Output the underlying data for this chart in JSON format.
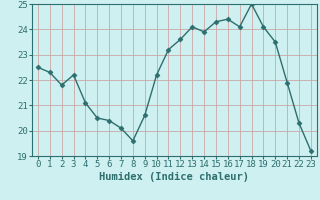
{
  "x": [
    0,
    1,
    2,
    3,
    4,
    5,
    6,
    7,
    8,
    9,
    10,
    11,
    12,
    13,
    14,
    15,
    16,
    17,
    18,
    19,
    20,
    21,
    22,
    23
  ],
  "y": [
    22.5,
    22.3,
    21.8,
    22.2,
    21.1,
    20.5,
    20.4,
    20.1,
    19.6,
    20.6,
    22.2,
    23.2,
    23.6,
    24.1,
    23.9,
    24.3,
    24.4,
    24.1,
    25.0,
    24.1,
    23.5,
    21.9,
    20.3,
    19.2
  ],
  "line_color": "#2d6e6e",
  "marker": "D",
  "marker_size": 2.5,
  "bg_color": "#cff0f0",
  "grid_color": "#c8a8a8",
  "xlabel": "Humidex (Indice chaleur)",
  "xlim": [
    -0.5,
    23.5
  ],
  "ylim": [
    19,
    25
  ],
  "yticks": [
    19,
    20,
    21,
    22,
    23,
    24,
    25
  ],
  "xticks": [
    0,
    1,
    2,
    3,
    4,
    5,
    6,
    7,
    8,
    9,
    10,
    11,
    12,
    13,
    14,
    15,
    16,
    17,
    18,
    19,
    20,
    21,
    22,
    23
  ],
  "xlabel_fontsize": 7.5,
  "tick_fontsize": 6.5,
  "line_width": 1.0
}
━━━━━━
■ **Your goal**
Your task is to return the entries above exactly, with no pictures.

■ **In response**
Output the underlying data for this chart in JSON format.
{
  "x": [
    0,
    1,
    2,
    3,
    4,
    5,
    6,
    7,
    8,
    9,
    10,
    11,
    12,
    13,
    14,
    15,
    16,
    17,
    18,
    19,
    20,
    21,
    22,
    23
  ],
  "y": [
    22.5,
    22.3,
    21.8,
    22.2,
    21.1,
    20.5,
    20.4,
    20.1,
    19.6,
    20.6,
    22.2,
    23.2,
    23.6,
    24.1,
    23.9,
    24.3,
    24.4,
    24.1,
    25.0,
    24.1,
    23.5,
    21.9,
    20.3,
    19.2
  ],
  "line_color": "#2d6e6e",
  "marker": "D",
  "marker_size": 2.5,
  "bg_color": "#cff0f0",
  "grid_color": "#c8a8a8",
  "xlabel": "Humidex (Indice chaleur)",
  "xlim": [
    -0.5,
    23.5
  ],
  "ylim": [
    19,
    25
  ],
  "yticks": [
    19,
    20,
    21,
    22,
    23,
    24,
    25
  ],
  "xticks": [
    0,
    1,
    2,
    3,
    4,
    5,
    6,
    7,
    8,
    9,
    10,
    11,
    12,
    13,
    14,
    15,
    16,
    17,
    18,
    19,
    20,
    21,
    22,
    23
  ],
  "xlabel_fontsize": 7.5,
  "tick_fontsize": 6.5,
  "line_width": 1.0
}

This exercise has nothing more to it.